● Passage:
— Begin —

Mont. Dep't of Revenue v. Blixseth, 2:13–cv–01324–JAD

Decision Date15 December 2017
Docket Number2:13–cv–01324–JAD
Citation581 B.R. 882
Parties State of MONTANA DEPARTMENT OF REVENUE, Appellant/cross-appellee v. Timothy L. BLIXSETH, Appellee/cross-appellant
CourtU.S. District Court — District of Nevada

Keith A. Jones, Montana Department of Revenue, Helena, MT, Lynn Hamilton Butler, Husch Blackwell LLP, Austin, TX, Rodney M. Jean, Lionel, Sawyer & Collins, Mark J. Gardberg, Howard & Howard Attorneys PLLC, Las Vegas, NV, for Appellant/Cross-Appellee.

Mitchell D. Stipp, Las Vegas, NV, Nathan A. Schultz, Law Office of Nathan A. Schultz, P.C., Traverse City, MI, for Appellee/Cross-Appellant.

Decision Affirming Bankruptcy Court's Order Dismissing Involuntary Bankruptcy Case and Granting Motion for Leave to File Supplemental Authorities

Jennifer A. Dorsey, U.S. District Judge

This appeal and cross-appeal challenge the bankruptcy court's decision to dismiss the involuntary bankruptcy case that taxing authorities for the States of Montana, California, and Idaho filed against Timothy Blixseth. When Blixseth settled with the California and Idaho authorities a few weeks after the petition was filed, those creditors withdrew their support for the petition nunc pro tunc as of its filing date, and they took no further part in the bankruptcy case. Another creditor then joined in the petition. Blixseth moved to dismiss the case, arguing that the involuntary-bankruptcy standard was not met because three qualified creditors were needed to maintain the case, but none of the four contenders fit the bill.

— End —

● Dataset section:
— Begin —

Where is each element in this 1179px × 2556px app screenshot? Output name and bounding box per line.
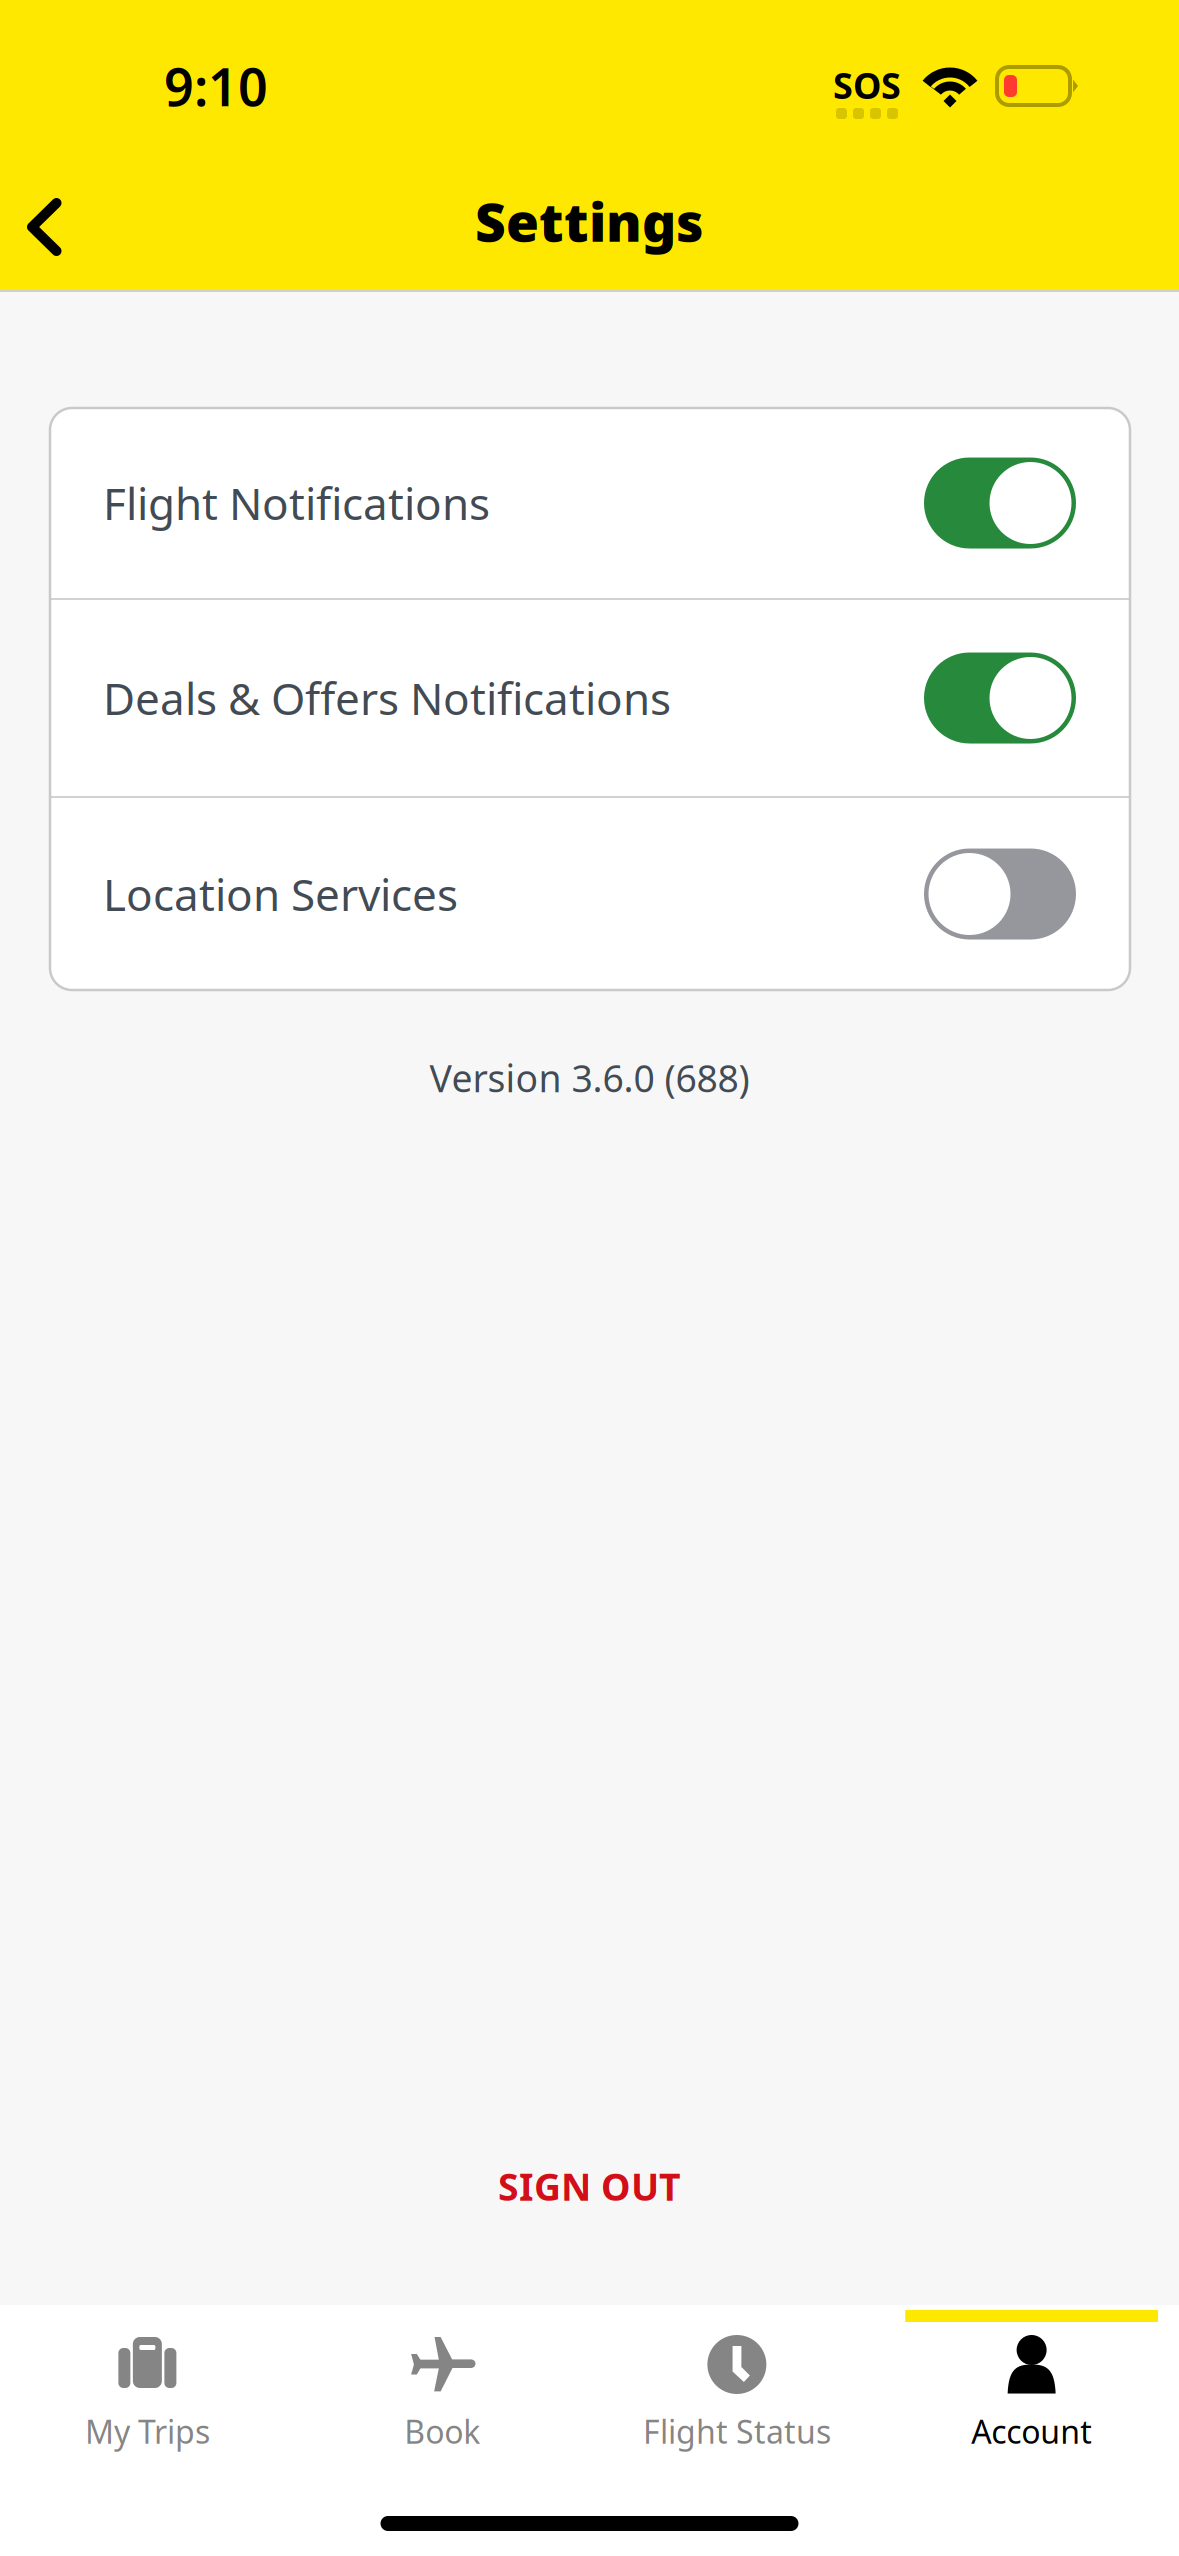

— End —

● Set of tasks:
**1)** In the Blixseth decision, which court decided the appeal?
**2)** In the Blixseth decision, who are all the attorneys listed for the appellant/cross-appellee?
**3)** Do these statements agree with the Blixseth decision? (a) Blixseth settled with the California and Idaho authorities a few weeks after the petition was filed. (b) The decision is dated 15 December 2016. (c) Blixseth argued that two qualified creditors were enough to maintain the case.

● Results of the exercise:
**1)** U.S. District Court — District of Nevada

**2)** Keith A. Jones, Lynn Hamilton Butler, Rodney M. Jean, Mark J. Gardberg

**3)**
(a) Yes: "When Blixseth settled with the California and Idaho authorities a few weeks after the petition was filed"
(b) No: "15 December 2017"
(c) No: "three qualified creditors were needed to maintain the case"